[Exercise brief]: Look for the word "this" in each line and report the count of matching lines, with nothing added.

[Data to process]:
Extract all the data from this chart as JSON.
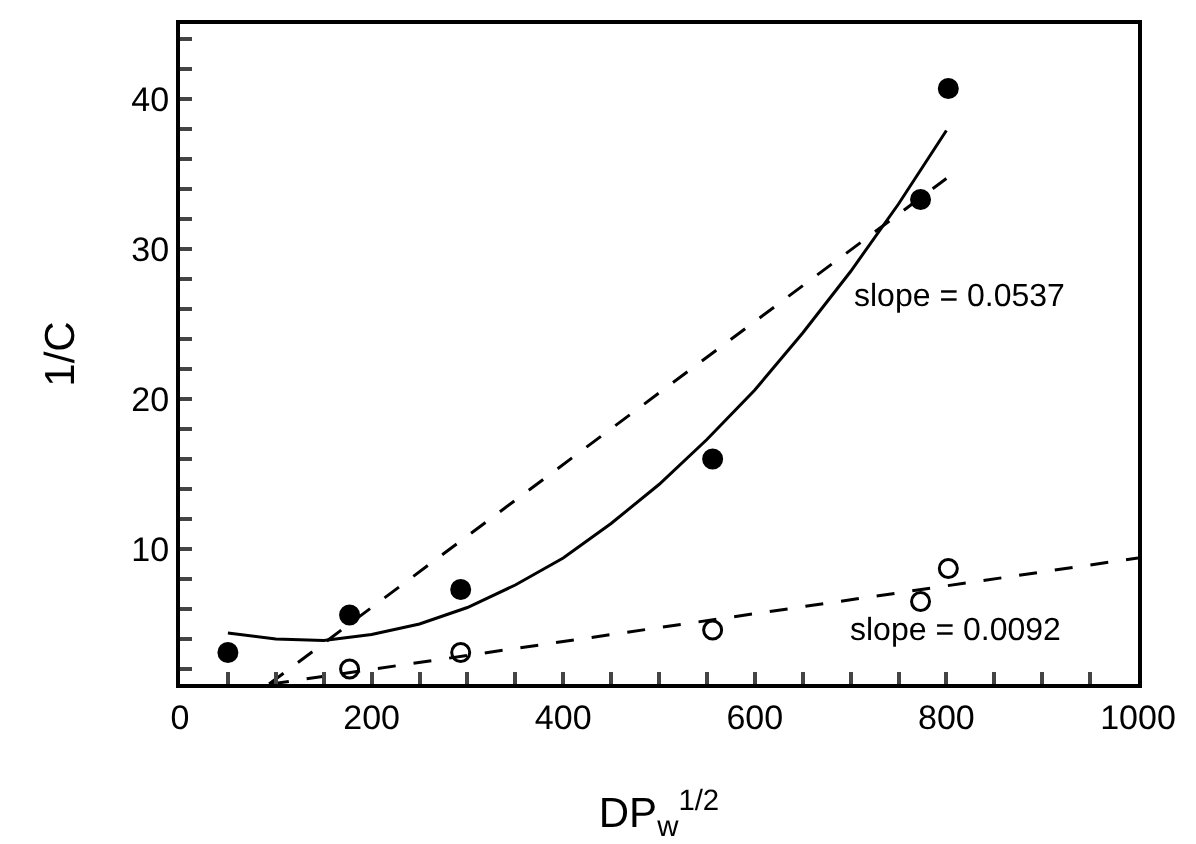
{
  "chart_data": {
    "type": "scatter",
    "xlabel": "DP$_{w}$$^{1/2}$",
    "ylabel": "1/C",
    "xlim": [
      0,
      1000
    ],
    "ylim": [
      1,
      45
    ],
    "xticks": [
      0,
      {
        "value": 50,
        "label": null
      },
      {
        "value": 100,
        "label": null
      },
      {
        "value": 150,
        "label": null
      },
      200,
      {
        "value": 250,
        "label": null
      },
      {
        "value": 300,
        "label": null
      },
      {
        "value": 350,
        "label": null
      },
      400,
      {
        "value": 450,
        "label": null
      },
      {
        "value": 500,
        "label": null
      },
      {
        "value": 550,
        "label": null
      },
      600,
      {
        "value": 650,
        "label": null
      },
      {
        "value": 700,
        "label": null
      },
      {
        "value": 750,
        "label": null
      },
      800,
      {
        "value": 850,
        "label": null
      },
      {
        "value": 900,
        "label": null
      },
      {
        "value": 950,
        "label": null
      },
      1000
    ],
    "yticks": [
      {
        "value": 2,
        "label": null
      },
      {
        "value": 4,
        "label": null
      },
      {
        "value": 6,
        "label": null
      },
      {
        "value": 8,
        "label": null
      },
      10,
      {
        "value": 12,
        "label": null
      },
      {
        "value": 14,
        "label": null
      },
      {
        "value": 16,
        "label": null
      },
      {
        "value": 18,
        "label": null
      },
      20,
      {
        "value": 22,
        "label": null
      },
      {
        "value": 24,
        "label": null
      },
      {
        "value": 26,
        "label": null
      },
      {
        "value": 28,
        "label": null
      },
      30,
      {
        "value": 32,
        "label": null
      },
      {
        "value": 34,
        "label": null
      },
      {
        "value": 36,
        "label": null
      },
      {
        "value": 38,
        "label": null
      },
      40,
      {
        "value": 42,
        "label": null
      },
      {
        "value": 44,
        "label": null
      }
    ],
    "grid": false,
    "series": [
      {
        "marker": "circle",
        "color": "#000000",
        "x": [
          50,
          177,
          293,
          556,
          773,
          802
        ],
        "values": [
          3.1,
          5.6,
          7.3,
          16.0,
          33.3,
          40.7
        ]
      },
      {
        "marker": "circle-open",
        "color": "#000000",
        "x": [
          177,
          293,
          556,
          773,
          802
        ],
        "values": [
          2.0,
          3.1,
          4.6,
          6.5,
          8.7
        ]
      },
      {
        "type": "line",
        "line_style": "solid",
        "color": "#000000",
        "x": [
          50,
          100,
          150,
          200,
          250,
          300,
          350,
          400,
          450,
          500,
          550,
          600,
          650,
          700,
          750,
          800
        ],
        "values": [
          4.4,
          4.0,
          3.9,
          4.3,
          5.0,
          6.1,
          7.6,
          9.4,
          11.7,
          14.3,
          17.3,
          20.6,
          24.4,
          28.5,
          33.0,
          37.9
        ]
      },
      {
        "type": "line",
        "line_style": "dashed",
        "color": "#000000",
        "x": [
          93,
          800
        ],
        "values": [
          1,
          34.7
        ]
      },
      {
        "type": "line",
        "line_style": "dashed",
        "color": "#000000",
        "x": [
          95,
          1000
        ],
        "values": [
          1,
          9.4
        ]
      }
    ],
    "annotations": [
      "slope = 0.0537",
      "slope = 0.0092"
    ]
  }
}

==

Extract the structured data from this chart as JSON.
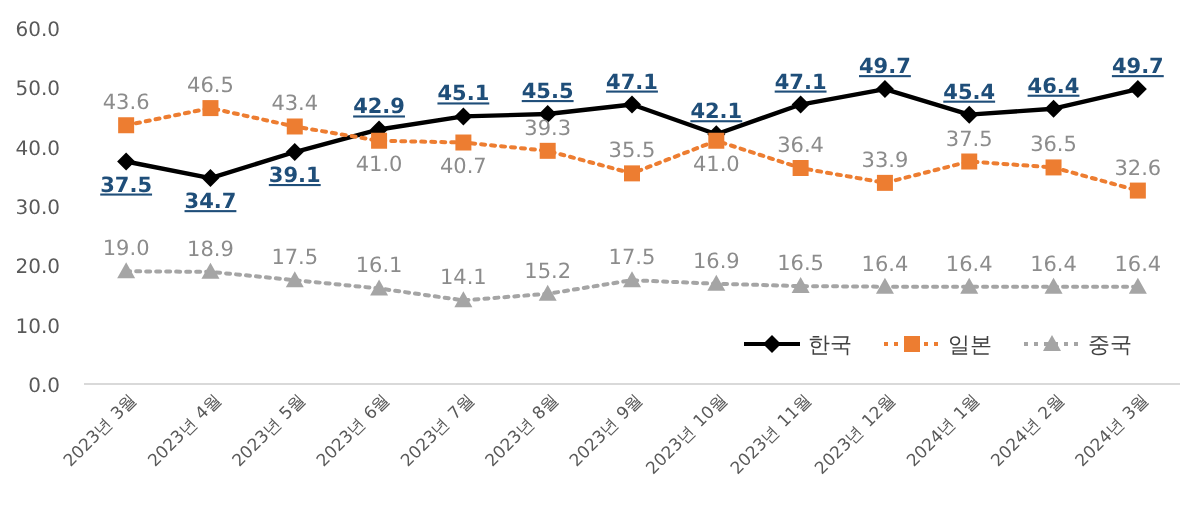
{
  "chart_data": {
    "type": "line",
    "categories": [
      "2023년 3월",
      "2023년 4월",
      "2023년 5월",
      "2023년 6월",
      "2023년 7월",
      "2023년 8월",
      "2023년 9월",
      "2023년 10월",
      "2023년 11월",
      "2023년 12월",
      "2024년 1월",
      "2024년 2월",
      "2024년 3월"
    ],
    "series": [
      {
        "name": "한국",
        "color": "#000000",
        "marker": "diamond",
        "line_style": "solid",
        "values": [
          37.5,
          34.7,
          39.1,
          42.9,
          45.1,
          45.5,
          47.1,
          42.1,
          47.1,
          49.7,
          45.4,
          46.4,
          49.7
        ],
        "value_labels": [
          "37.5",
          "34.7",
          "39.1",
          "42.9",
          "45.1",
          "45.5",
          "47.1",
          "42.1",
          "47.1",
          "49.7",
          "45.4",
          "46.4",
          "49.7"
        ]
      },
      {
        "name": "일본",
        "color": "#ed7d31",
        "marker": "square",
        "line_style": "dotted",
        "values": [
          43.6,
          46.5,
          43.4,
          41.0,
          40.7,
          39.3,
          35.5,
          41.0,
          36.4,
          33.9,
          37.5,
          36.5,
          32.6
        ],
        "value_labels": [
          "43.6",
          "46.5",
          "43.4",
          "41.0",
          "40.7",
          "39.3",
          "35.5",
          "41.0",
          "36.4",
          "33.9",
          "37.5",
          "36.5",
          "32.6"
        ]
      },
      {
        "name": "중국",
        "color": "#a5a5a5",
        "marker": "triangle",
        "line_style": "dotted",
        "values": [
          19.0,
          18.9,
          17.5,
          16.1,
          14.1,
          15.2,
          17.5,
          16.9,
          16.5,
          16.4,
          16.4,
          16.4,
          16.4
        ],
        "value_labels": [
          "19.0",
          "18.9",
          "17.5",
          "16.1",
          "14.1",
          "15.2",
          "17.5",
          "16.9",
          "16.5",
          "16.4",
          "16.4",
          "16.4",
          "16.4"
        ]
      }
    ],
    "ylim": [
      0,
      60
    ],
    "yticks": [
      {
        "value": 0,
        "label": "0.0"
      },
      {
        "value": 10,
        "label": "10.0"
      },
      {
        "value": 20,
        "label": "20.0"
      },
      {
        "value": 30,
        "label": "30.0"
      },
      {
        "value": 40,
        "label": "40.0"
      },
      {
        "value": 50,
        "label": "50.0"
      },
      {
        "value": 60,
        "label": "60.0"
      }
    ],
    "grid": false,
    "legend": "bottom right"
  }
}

[Written solution]: 2